→ **REQUEST**
Lines that include the word "subtitle" are the ones to copy.

══ MATERIAL

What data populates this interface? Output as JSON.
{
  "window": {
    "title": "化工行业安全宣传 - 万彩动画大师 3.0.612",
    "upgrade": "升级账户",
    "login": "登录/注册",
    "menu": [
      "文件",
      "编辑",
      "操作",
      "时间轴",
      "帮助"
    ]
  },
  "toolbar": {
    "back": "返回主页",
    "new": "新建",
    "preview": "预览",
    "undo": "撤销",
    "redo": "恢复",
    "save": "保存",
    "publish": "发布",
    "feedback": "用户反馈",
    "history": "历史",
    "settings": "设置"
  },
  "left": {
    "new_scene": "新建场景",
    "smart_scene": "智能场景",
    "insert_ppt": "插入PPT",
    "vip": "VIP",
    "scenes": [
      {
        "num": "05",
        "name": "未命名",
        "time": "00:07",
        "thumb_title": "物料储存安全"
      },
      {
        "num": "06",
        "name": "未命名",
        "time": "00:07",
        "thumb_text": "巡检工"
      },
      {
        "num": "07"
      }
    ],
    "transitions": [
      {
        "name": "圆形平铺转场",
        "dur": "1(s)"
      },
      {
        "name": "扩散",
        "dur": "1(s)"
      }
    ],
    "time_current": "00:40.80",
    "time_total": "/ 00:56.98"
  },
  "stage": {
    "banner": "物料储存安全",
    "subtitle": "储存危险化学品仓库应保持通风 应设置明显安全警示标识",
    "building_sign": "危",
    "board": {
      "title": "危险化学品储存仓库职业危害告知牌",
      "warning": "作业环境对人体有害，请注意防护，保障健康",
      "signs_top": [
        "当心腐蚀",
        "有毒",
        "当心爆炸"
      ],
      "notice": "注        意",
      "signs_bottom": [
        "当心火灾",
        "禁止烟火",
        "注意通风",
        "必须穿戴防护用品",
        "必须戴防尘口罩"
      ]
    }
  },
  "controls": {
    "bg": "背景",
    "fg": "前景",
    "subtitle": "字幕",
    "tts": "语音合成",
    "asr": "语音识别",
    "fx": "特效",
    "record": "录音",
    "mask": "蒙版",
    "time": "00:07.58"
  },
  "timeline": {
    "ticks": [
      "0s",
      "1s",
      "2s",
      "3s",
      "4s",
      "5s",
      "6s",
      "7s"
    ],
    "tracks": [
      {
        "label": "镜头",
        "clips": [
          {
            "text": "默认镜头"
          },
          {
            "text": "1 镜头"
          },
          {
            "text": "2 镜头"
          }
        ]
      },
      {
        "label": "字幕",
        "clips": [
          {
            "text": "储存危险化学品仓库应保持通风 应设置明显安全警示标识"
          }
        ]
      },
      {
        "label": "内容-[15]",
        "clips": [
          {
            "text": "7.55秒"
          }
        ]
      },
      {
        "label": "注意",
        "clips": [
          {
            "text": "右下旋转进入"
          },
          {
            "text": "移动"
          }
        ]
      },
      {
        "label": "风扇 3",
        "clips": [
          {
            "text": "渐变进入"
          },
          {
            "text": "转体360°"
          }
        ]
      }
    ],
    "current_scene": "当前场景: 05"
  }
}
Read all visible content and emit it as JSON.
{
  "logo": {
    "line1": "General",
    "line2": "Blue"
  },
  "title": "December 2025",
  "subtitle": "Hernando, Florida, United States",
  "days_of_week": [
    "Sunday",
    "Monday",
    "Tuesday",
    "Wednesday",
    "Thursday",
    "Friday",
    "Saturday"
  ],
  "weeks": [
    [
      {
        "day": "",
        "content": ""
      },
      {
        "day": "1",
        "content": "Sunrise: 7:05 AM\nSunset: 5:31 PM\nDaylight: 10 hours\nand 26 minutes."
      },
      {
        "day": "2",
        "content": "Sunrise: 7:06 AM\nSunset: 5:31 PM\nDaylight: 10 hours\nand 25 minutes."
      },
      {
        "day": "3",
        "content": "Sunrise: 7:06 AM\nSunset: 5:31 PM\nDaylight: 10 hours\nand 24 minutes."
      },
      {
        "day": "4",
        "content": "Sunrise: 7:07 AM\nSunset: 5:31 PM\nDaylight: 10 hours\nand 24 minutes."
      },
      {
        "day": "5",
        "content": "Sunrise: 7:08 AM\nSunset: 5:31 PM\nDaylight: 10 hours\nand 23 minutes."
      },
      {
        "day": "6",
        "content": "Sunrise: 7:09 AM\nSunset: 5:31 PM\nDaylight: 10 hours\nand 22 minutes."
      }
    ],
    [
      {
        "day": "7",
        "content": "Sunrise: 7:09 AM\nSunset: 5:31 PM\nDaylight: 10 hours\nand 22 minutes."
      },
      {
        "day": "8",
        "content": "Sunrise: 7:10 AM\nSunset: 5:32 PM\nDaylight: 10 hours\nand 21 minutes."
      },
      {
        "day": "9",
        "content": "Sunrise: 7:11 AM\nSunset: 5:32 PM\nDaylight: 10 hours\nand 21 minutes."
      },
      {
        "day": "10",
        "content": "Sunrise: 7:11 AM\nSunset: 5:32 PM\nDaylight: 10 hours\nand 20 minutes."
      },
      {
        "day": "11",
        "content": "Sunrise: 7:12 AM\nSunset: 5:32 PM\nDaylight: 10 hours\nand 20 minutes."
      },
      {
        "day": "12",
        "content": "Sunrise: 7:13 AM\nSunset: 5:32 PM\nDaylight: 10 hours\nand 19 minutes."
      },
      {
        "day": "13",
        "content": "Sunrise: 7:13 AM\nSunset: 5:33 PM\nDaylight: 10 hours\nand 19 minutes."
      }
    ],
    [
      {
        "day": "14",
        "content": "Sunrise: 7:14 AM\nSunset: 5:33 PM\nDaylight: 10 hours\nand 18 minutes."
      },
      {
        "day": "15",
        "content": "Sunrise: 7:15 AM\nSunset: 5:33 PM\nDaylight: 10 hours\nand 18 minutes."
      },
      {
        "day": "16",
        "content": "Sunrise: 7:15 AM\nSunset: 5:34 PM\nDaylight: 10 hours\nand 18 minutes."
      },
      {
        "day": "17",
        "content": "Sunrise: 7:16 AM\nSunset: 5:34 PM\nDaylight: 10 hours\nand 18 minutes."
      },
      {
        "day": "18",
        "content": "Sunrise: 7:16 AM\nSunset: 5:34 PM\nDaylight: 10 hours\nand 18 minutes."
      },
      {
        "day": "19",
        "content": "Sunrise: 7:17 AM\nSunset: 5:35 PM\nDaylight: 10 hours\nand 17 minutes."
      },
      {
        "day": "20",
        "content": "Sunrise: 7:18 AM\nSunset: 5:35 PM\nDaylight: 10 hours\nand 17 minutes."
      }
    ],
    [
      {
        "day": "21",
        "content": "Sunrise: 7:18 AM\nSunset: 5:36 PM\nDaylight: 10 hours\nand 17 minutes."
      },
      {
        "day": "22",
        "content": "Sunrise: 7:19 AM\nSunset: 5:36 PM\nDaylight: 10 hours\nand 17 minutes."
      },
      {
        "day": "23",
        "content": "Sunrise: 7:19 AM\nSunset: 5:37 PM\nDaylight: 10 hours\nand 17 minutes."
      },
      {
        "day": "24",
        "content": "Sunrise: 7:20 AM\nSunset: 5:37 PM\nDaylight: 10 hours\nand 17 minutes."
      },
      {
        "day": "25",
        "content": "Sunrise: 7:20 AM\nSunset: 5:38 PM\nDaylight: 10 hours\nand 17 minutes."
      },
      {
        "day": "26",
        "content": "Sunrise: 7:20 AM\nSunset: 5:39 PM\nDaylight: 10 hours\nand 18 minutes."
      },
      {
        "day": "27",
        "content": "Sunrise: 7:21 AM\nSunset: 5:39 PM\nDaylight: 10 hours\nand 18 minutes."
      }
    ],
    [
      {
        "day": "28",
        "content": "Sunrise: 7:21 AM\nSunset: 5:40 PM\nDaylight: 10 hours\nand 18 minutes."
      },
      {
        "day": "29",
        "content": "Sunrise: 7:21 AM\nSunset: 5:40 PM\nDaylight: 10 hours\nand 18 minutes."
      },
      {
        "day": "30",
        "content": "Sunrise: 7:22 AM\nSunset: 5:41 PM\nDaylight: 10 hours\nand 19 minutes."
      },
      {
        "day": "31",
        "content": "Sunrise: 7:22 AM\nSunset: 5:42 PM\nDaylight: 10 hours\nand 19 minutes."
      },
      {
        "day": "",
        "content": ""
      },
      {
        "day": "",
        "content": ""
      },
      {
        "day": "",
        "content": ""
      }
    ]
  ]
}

════

→ **OUTPUT FOR THIS TASK**
    "subtitle": "储存危险化学品仓库应保持通风 应设置明显安全警示标识",
    "subtitle": "字幕",
  "subtitle": "Hernando, Florida, United States",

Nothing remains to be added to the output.